**Records to use**
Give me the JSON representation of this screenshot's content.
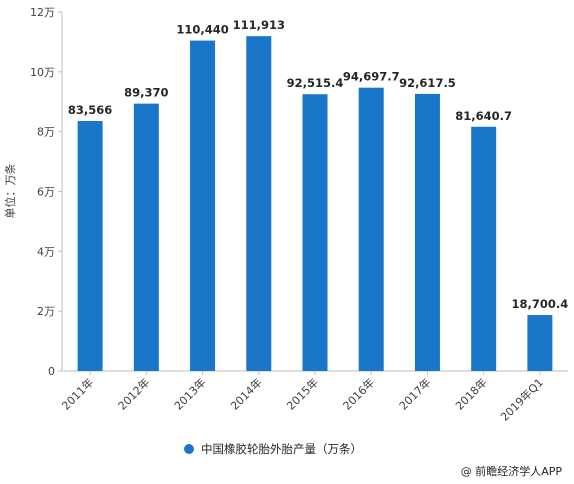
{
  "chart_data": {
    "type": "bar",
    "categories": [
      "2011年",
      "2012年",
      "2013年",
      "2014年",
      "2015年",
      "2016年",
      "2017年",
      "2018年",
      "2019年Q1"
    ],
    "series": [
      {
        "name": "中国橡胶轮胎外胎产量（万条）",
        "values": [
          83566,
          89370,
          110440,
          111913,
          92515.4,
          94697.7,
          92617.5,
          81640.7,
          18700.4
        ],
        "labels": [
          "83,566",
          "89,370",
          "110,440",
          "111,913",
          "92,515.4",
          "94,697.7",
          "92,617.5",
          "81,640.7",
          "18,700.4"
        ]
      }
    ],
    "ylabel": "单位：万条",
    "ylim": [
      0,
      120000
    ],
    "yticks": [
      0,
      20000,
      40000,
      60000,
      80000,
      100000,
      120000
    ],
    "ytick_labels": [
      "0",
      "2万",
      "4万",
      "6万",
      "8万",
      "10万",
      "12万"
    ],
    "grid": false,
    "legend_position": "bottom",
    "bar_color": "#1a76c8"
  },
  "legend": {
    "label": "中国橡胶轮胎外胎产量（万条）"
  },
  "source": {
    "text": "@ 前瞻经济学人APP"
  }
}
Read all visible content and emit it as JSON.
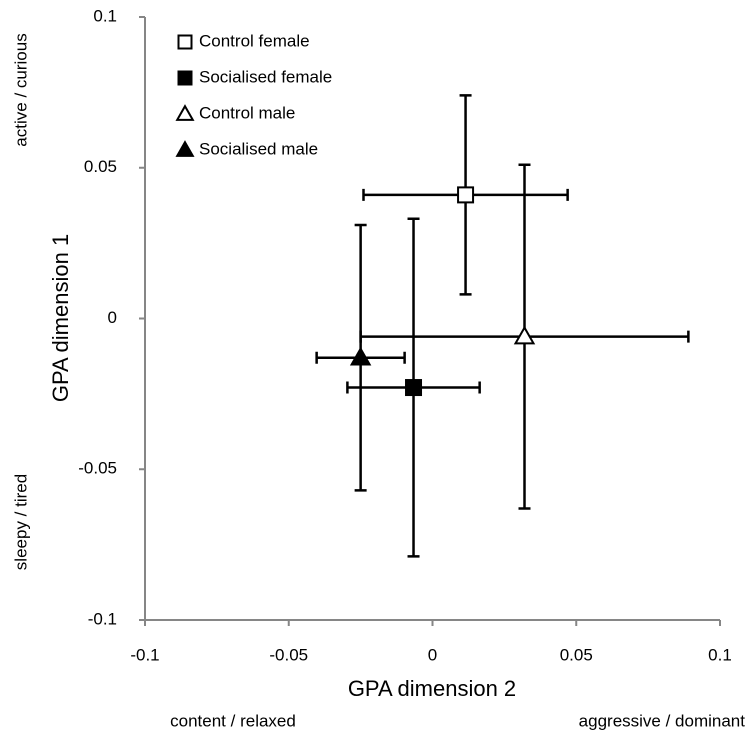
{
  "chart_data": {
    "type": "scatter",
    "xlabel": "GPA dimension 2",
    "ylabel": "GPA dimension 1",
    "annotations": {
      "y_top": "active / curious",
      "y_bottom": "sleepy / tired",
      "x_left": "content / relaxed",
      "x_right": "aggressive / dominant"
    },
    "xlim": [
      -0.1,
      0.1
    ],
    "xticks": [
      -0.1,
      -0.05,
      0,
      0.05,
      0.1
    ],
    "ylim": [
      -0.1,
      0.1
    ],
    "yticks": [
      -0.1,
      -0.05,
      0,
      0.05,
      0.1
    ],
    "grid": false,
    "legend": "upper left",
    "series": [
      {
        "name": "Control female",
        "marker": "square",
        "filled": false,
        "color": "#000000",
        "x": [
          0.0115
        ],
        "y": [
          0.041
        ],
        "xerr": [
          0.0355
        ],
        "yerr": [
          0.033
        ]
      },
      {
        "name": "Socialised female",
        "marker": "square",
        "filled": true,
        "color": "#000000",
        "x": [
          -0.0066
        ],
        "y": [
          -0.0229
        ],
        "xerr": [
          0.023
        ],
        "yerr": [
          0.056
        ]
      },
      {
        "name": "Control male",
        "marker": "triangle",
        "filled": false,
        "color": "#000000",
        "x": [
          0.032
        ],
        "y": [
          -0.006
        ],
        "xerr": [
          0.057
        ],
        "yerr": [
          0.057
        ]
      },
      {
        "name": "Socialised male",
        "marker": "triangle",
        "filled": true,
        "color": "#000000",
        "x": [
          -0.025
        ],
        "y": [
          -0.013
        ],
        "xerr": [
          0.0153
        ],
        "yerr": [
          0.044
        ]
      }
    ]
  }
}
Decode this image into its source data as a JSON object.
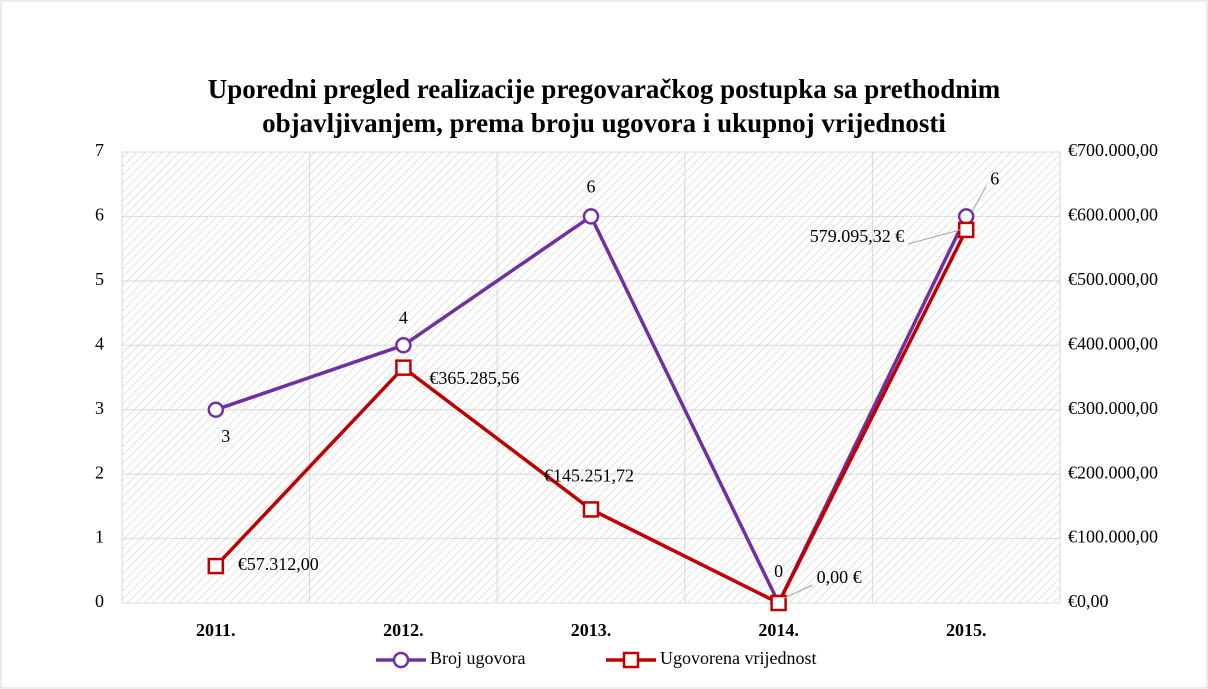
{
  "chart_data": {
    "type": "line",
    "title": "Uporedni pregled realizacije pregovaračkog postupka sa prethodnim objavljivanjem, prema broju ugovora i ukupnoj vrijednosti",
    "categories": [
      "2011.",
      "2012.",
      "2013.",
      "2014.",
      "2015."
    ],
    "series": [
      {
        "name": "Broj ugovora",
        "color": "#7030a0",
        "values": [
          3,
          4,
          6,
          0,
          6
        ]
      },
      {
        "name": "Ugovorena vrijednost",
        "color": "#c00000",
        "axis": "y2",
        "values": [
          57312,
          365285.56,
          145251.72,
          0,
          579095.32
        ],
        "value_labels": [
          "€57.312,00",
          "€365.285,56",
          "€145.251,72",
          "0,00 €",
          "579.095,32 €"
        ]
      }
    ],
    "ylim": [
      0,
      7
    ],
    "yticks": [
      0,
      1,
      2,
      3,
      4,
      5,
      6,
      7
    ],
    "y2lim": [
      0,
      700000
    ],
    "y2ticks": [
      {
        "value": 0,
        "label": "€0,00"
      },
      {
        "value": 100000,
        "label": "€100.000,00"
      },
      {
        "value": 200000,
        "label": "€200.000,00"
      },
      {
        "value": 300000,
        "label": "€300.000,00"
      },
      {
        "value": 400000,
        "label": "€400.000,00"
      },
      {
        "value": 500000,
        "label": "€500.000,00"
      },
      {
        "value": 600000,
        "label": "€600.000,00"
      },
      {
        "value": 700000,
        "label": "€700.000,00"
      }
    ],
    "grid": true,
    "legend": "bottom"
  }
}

**What is expected**
Omit the pictures and restate the rest of the records verbatim.

**Answer to the problem**
Give me the JSON representation of this screenshot's content.
{
  "chart_data": {
    "type": "bar",
    "categories": [
      "2011年",
      "2012年",
      "2013年",
      "2014年",
      "2015年",
      "2016年",
      "2017年",
      "2018年",
      "2019年Q1"
    ],
    "series": [
      {
        "name": "中国橡胶轮胎外胎产量（万条）",
        "values": [
          83566,
          89370,
          110440,
          111913,
          92515.4,
          94697.7,
          92617.5,
          81640.7,
          18700.4
        ],
        "labels": [
          "83,566",
          "89,370",
          "110,440",
          "111,913",
          "92,515.4",
          "94,697.7",
          "92,617.5",
          "81,640.7",
          "18,700.4"
        ]
      }
    ],
    "ylabel": "单位：万条",
    "ylim": [
      0,
      120000
    ],
    "yticks": [
      0,
      20000,
      40000,
      60000,
      80000,
      100000,
      120000
    ],
    "ytick_labels": [
      "0",
      "2万",
      "4万",
      "6万",
      "8万",
      "10万",
      "12万"
    ],
    "grid": false,
    "legend_position": "bottom",
    "bar_color": "#1a76c8"
  },
  "legend": {
    "label": "中国橡胶轮胎外胎产量（万条）"
  },
  "source": {
    "text": "@ 前瞻经济学人APP"
  }
}
Read all visible content and emit it as JSON.
{
  "chart_data": {
    "type": "scatter",
    "xlabel": "GPA dimension 2",
    "ylabel": "GPA dimension 1",
    "annotations": {
      "y_top": "active / curious",
      "y_bottom": "sleepy / tired",
      "x_left": "content / relaxed",
      "x_right": "aggressive / dominant"
    },
    "xlim": [
      -0.1,
      0.1
    ],
    "xticks": [
      -0.1,
      -0.05,
      0,
      0.05,
      0.1
    ],
    "ylim": [
      -0.1,
      0.1
    ],
    "yticks": [
      -0.1,
      -0.05,
      0,
      0.05,
      0.1
    ],
    "grid": false,
    "legend": "upper left",
    "series": [
      {
        "name": "Control female",
        "marker": "square",
        "filled": false,
        "color": "#000000",
        "x": [
          0.0115
        ],
        "y": [
          0.041
        ],
        "xerr": [
          0.0355
        ],
        "yerr": [
          0.033
        ]
      },
      {
        "name": "Socialised female",
        "marker": "square",
        "filled": true,
        "color": "#000000",
        "x": [
          -0.0066
        ],
        "y": [
          -0.0229
        ],
        "xerr": [
          0.023
        ],
        "yerr": [
          0.056
        ]
      },
      {
        "name": "Control male",
        "marker": "triangle",
        "filled": false,
        "color": "#000000",
        "x": [
          0.032
        ],
        "y": [
          -0.006
        ],
        "xerr": [
          0.057
        ],
        "yerr": [
          0.057
        ]
      },
      {
        "name": "Socialised male",
        "marker": "triangle",
        "filled": true,
        "color": "#000000",
        "x": [
          -0.025
        ],
        "y": [
          -0.013
        ],
        "xerr": [
          0.0153
        ],
        "yerr": [
          0.044
        ]
      }
    ]
  }
}
Decode this image into its source data as a JSON object.
{
  "chart_data": {
    "type": "line",
    "title": "Uporedni pregled realizacije pregovaračkog postupka sa prethodnim objavljivanjem, prema broju ugovora i ukupnoj vrijednosti",
    "categories": [
      "2011.",
      "2012.",
      "2013.",
      "2014.",
      "2015."
    ],
    "series": [
      {
        "name": "Broj ugovora",
        "color": "#7030a0",
        "values": [
          3,
          4,
          6,
          0,
          6
        ]
      },
      {
        "name": "Ugovorena vrijednost",
        "color": "#c00000",
        "axis": "y2",
        "values": [
          57312,
          365285.56,
          145251.72,
          0,
          579095.32
        ],
        "value_labels": [
          "€57.312,00",
          "€365.285,56",
          "€145.251,72",
          "0,00 €",
          "579.095,32 €"
        ]
      }
    ],
    "ylim": [
      0,
      7
    ],
    "yticks": [
      0,
      1,
      2,
      3,
      4,
      5,
      6,
      7
    ],
    "y2lim": [
      0,
      700000
    ],
    "y2ticks": [
      {
        "value": 0,
        "label": "€0,00"
      },
      {
        "value": 100000,
        "label": "€100.000,00"
      },
      {
        "value": 200000,
        "label": "€200.000,00"
      },
      {
        "value": 300000,
        "label": "€300.000,00"
      },
      {
        "value": 400000,
        "label": "€400.000,00"
      },
      {
        "value": 500000,
        "label": "€500.000,00"
      },
      {
        "value": 600000,
        "label": "€600.000,00"
      },
      {
        "value": 700000,
        "label": "€700.000,00"
      }
    ],
    "grid": true,
    "legend": "bottom"
  }
}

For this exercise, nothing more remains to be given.